Copy out the lines that have "在教师中开展读书活动" in them.

▸ LISTING:
☆ ☆ ☆
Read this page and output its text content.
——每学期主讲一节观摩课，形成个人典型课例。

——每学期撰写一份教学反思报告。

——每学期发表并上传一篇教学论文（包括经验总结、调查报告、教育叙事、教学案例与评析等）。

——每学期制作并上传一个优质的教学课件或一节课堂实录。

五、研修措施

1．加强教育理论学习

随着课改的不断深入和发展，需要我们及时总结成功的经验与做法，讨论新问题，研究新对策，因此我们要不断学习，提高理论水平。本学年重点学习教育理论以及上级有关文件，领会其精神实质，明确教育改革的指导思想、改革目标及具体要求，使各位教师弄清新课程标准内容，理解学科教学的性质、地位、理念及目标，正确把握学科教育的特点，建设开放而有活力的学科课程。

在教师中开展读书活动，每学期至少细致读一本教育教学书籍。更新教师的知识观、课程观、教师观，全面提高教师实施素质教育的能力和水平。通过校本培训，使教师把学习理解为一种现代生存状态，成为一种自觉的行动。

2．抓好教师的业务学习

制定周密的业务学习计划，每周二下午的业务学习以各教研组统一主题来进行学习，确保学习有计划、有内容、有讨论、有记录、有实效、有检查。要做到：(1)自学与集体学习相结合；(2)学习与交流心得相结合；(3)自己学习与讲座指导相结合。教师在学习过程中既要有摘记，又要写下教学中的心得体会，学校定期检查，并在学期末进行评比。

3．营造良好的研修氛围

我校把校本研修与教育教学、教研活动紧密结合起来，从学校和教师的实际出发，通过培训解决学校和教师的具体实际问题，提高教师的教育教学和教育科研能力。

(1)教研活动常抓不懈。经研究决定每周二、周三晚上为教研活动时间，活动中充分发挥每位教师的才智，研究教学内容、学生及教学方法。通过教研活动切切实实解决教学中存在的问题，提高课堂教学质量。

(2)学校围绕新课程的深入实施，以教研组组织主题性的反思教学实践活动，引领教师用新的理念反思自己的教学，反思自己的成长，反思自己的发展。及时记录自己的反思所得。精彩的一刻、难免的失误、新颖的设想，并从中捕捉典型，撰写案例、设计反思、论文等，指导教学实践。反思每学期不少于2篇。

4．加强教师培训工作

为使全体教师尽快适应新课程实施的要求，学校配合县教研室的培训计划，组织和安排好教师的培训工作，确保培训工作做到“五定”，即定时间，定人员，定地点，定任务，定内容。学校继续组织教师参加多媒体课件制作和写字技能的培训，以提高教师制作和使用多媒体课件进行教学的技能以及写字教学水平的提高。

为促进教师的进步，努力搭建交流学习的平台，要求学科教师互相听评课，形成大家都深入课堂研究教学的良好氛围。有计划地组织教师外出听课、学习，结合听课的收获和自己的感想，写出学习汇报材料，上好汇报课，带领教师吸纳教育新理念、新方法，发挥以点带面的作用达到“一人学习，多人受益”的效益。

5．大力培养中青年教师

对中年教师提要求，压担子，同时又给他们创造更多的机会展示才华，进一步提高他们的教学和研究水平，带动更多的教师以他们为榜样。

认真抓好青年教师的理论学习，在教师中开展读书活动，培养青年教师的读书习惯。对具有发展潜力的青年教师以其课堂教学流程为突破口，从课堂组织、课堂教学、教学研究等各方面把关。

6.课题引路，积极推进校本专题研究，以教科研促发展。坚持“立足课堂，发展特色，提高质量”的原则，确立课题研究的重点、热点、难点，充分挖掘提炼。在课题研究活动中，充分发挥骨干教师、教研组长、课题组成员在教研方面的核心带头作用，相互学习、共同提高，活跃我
☆ ☆ ☆
▸ IN RESPONSE:
在教师中开展读书活动，每学期至少细致读一本教育教学书籍。更新教师的知识观、课程观、教师观，全面提高教师实施素质教育的能力和水平。通过校本培训，使教师把学习理解为一种现代生存状态，成为一种自觉的行动。
认真抓好青年教师的理论学习，在教师中开展读书活动，培养青年教师的读书习惯。对具有发展潜力的青年教师以其课堂教学流程为突破口，从课堂组织、课堂教学、教学研究等各方面把关。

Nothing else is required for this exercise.